== RECORDS FOR THIS TASK ==

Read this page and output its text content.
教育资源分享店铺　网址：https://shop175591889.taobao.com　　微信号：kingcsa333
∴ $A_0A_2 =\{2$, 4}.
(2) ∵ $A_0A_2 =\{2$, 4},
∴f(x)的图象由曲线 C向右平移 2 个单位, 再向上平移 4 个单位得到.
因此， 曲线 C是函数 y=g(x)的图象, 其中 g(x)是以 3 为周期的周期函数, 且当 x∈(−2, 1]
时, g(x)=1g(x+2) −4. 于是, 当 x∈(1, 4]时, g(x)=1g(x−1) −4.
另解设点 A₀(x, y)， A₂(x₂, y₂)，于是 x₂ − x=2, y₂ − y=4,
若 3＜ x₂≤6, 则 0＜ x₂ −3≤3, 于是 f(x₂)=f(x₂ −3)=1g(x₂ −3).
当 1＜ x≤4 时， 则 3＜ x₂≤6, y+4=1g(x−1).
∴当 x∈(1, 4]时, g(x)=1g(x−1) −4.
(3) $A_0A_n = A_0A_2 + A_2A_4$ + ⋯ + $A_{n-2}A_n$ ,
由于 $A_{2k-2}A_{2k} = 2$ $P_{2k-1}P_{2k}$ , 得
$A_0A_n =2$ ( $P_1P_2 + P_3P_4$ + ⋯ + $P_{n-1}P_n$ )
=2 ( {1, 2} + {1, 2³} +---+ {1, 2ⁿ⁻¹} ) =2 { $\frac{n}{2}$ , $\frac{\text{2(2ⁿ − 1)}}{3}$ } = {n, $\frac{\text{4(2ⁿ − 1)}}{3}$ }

===
== RECORDS FOR THIS TASK ==

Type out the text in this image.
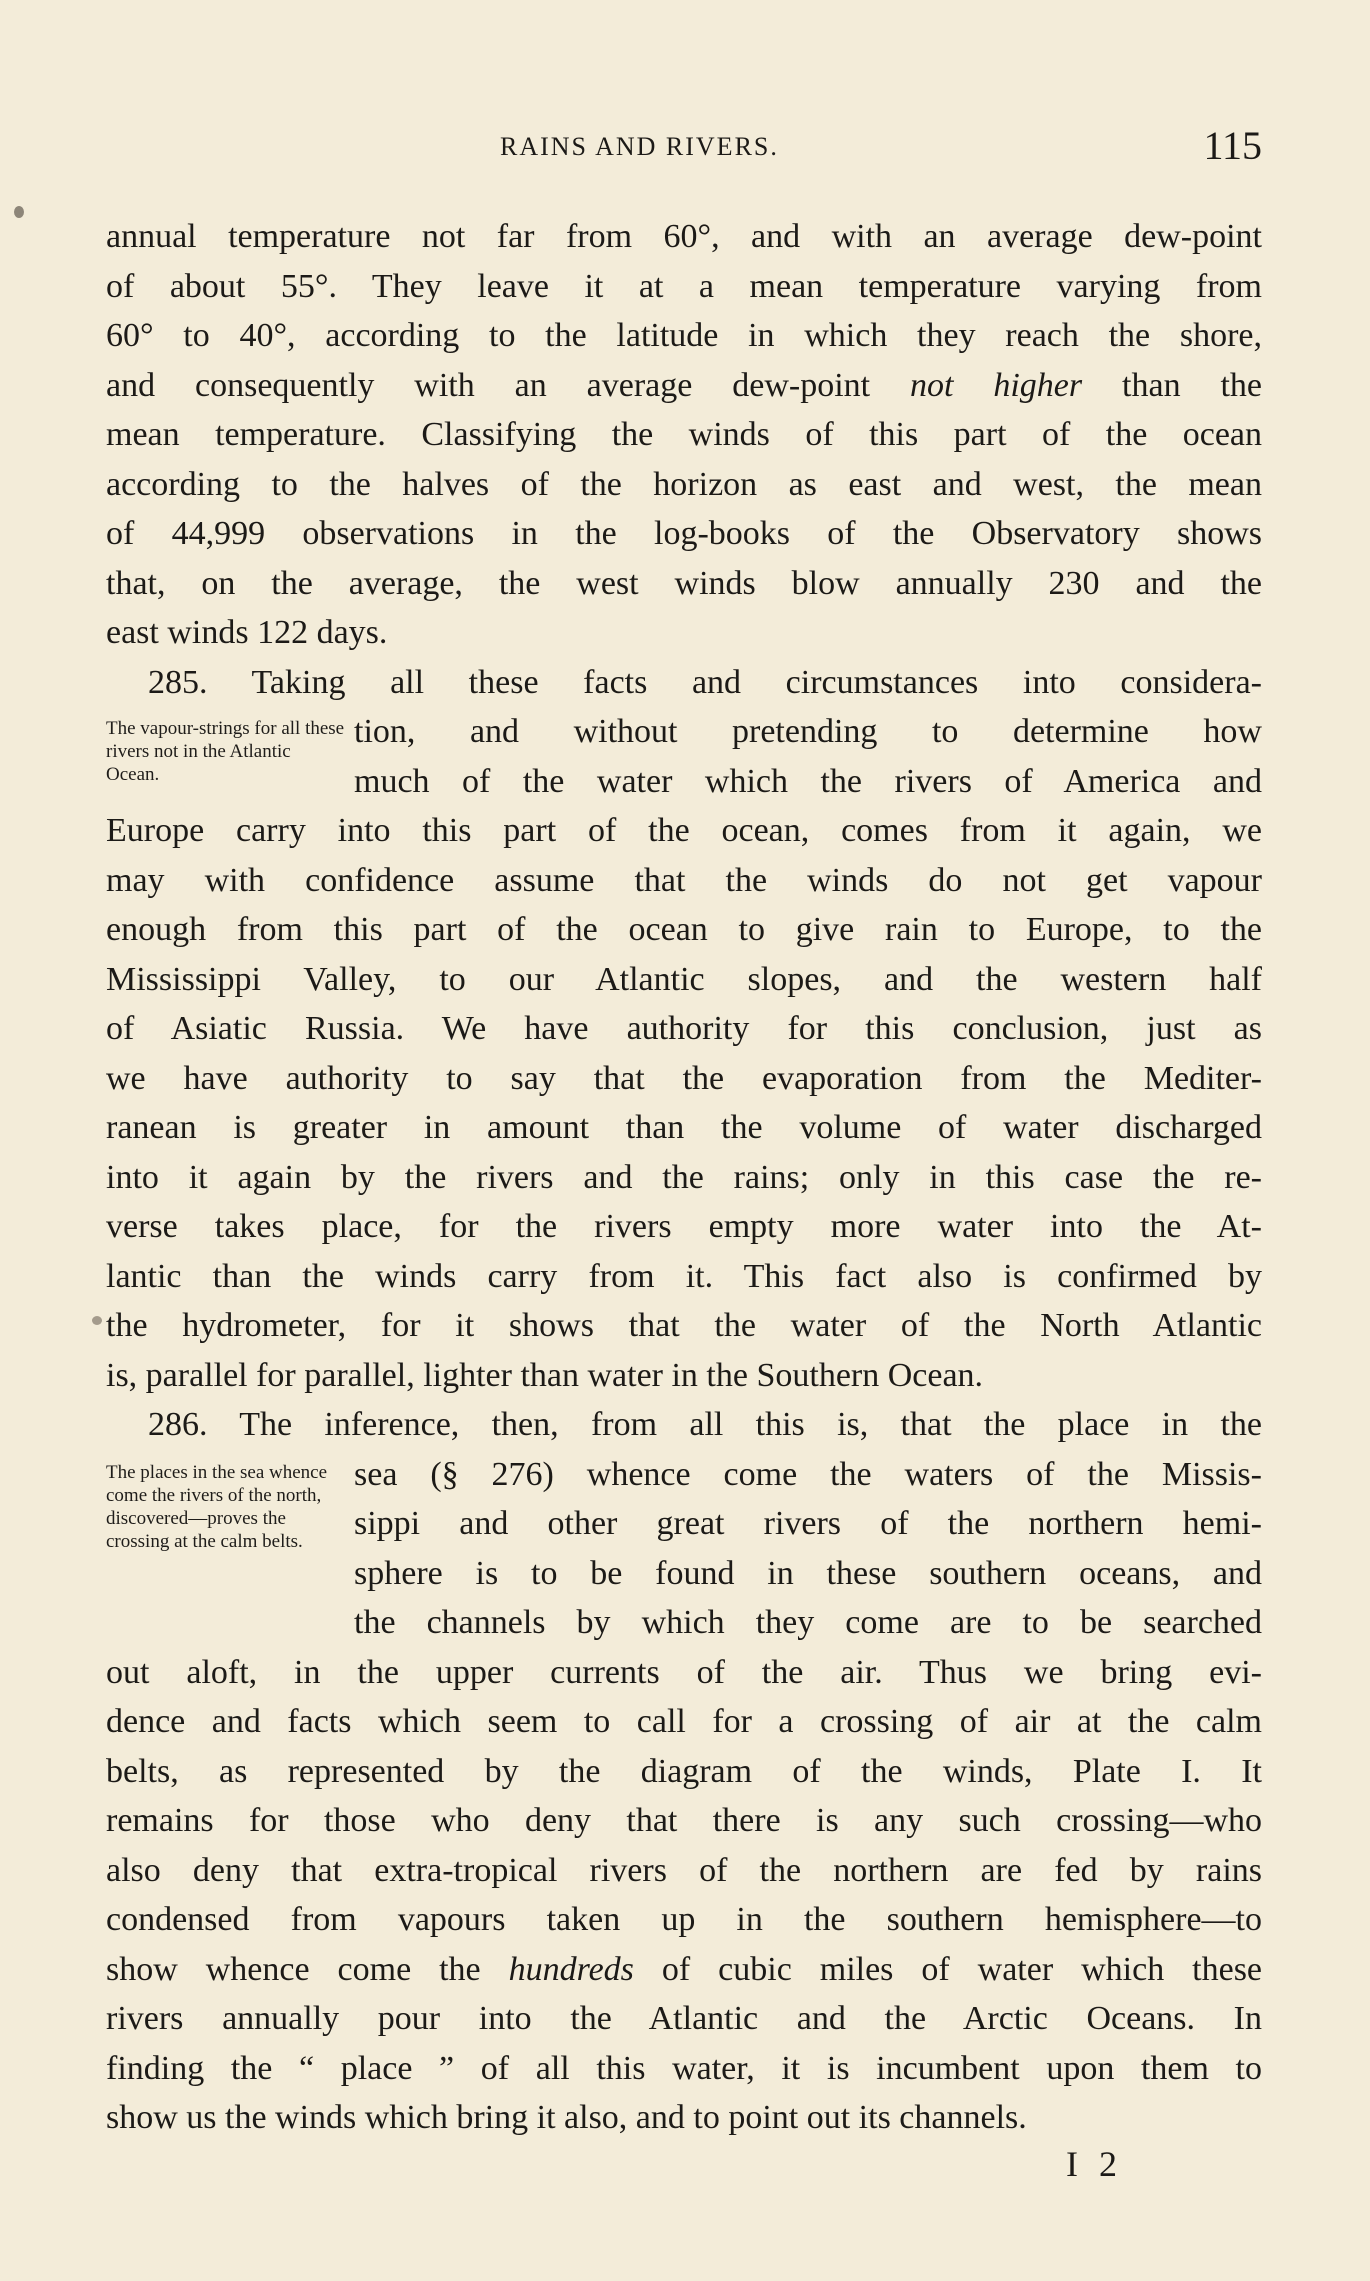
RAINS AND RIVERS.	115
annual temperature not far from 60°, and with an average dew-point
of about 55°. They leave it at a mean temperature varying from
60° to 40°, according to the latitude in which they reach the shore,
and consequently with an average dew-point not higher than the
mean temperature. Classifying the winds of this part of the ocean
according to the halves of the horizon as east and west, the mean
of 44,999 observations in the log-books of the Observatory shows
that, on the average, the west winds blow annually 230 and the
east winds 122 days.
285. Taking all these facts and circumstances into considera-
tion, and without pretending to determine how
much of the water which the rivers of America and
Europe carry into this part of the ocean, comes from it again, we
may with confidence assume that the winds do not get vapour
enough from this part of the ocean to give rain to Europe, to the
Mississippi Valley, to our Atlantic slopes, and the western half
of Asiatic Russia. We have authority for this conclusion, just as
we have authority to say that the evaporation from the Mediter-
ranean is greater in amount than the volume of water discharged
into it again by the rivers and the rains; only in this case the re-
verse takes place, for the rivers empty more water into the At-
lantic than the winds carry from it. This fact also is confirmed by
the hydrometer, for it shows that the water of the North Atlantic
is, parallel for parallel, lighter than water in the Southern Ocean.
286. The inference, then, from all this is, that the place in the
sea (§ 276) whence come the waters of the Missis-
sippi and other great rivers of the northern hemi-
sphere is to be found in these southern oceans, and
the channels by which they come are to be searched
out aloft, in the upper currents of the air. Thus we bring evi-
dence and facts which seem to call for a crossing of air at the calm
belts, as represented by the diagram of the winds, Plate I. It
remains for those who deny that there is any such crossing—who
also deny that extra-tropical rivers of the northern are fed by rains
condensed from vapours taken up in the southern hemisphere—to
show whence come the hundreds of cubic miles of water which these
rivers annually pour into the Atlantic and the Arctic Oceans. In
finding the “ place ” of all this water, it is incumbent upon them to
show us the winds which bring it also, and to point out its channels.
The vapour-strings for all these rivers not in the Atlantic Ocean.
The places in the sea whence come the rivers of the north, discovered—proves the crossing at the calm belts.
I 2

===
== RECORDS FOR THIS TASK ==

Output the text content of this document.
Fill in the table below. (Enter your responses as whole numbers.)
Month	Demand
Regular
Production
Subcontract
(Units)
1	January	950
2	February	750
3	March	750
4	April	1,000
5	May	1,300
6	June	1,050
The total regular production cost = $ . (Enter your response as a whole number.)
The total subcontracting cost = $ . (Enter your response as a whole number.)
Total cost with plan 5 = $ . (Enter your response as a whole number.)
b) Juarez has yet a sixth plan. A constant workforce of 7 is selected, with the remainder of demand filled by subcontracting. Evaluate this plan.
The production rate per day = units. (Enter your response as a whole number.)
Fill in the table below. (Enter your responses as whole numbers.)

===

Show all lines in the entries above where the string "also" appears.

lantic than the winds carry from it. This fact also is confirmed by
also deny that extra-tropical rivers of the northern are fed by rains
show us the winds which bring it also, and to point out its channels.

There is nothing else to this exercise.